_Selected extract_.
▽
For most of our projects that involve large datasets we use either PostgreSQL or MySQL to conduct analysis and feed data-driven web sites. In general, we’re happy with these tools, particularly PostgreSQL and its spatial functionality, and find that they meet our data needs. PostgreSQL has also been fairly innovative, recently adding functionality focused on web applications including native support for JSON. PCWorld did a nice article on this.
PostgreSQL’s adaptation of JSON was likely driven, in part by the success of recent non-relational, ‘NoSQL’ databases such as MongoDB. Although we haven’t yet found the need to use MongoDB in a ‘real-world’ setting, we wanted to at least familiarize ourselves with the database in case the need arises.
△
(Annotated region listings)
▽
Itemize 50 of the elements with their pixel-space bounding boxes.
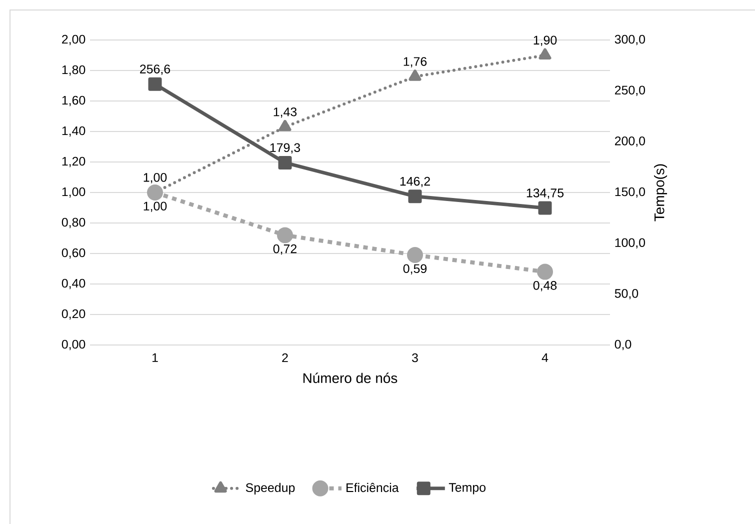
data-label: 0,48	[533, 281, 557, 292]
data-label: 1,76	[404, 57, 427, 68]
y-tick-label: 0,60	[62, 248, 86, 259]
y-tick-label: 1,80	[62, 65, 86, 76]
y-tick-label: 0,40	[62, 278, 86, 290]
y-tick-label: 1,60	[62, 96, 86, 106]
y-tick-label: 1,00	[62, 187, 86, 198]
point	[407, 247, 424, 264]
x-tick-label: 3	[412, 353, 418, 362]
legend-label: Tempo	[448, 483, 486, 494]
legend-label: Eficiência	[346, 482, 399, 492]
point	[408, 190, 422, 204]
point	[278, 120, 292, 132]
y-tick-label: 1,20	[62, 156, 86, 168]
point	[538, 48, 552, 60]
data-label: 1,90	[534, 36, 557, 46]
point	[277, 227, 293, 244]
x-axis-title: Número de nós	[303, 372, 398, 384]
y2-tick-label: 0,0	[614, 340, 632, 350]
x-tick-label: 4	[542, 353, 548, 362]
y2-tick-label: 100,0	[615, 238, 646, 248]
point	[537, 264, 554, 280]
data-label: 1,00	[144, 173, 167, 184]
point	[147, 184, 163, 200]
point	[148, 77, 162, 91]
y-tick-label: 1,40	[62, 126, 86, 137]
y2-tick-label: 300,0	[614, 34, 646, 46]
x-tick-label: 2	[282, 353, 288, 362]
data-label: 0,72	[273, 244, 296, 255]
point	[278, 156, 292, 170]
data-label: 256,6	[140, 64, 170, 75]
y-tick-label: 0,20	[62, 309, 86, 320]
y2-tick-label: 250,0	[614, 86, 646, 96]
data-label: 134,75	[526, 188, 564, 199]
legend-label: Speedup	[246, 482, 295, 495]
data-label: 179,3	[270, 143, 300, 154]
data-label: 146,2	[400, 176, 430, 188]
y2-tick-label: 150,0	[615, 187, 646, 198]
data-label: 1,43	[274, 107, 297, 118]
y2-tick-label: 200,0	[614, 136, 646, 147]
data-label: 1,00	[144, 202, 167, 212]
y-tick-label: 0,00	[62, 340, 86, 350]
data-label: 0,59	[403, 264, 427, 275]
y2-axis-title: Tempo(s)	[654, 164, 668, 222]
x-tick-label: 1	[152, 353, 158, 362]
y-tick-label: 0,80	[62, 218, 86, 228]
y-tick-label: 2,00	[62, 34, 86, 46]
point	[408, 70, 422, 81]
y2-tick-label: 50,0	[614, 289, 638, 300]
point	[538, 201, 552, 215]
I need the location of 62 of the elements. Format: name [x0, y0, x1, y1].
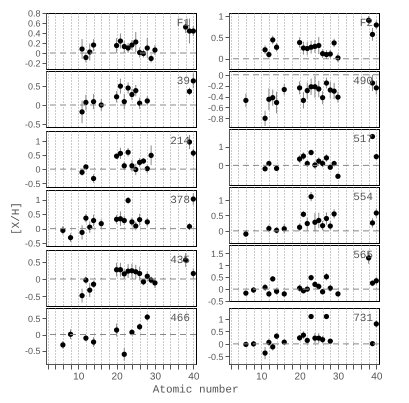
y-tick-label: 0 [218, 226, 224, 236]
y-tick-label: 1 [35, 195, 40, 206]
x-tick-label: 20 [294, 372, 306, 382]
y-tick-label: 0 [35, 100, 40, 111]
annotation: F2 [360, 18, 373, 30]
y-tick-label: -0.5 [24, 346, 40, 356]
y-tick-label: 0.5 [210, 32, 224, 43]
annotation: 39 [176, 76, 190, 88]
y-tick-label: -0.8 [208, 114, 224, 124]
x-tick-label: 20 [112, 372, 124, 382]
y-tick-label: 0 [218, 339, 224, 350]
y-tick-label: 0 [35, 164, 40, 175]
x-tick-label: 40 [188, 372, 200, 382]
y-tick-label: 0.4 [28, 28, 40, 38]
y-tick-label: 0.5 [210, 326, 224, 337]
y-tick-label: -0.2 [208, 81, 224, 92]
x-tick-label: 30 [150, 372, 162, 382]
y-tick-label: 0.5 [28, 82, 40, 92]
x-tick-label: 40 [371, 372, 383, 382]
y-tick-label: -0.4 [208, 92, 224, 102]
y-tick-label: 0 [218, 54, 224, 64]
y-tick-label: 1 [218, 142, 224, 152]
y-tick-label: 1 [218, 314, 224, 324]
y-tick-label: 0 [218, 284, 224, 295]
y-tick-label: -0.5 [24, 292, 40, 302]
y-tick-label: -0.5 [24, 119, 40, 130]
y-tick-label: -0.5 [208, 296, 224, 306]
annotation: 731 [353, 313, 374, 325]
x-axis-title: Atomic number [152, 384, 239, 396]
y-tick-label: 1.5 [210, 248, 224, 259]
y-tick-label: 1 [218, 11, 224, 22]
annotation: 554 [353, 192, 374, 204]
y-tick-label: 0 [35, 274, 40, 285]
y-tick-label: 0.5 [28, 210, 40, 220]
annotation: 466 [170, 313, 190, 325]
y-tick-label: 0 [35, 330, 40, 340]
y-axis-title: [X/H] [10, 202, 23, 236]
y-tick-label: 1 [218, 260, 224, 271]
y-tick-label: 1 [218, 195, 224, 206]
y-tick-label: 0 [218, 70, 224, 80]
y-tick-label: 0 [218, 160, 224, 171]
△
_Required actions_.
• A. According to the PostgreSQL passage, what web-focused feature did PostgreSQL recently add natively?
• B. Go on with the PostgreSQL and MongoDB passage from where it stops.

_Outputs by task_.
• A. Native support for JSON.

• B.
This post relies very heavily on MongoDB tutorials on their main page (and to a certain extent you might be better off going to the source). For example, they have a nice install tutorial and a getting started tutorial that you might take a look at.
1. Download and install MongoDB
Installation was straightforward. We installed version 2.6.3 on a 64-bit Windows machine using the download links here. No problems.
2. Start the Server
As you might expect, similar to PostgreSQL and MySQL you’ll need to start the server before working with databases. To do this, in a console, you would execute a command like the following where mongod (shorthand for mongod.exe) is the server and the argument –dbpath specifies the data path:
"C:/Program Files/MongoDB 2.6 Standard/bin/mongod" --dbpath "d:/mongodb_data"
Note that the waiting for connections
message in the console indicates that the mongod.exe process is running successfully. Also, of course, depending on your version and computer set up, the path to mongod may be different.
3. Start MongoDB
Previously, you started the server so you're now ready to connect. In order to do this, open a new console window and run the mongo executable:
"C:/Program Files/MongoDB 2.6 Standard/bin/mongo"
This command will run the MongoDB shell and connect to a database.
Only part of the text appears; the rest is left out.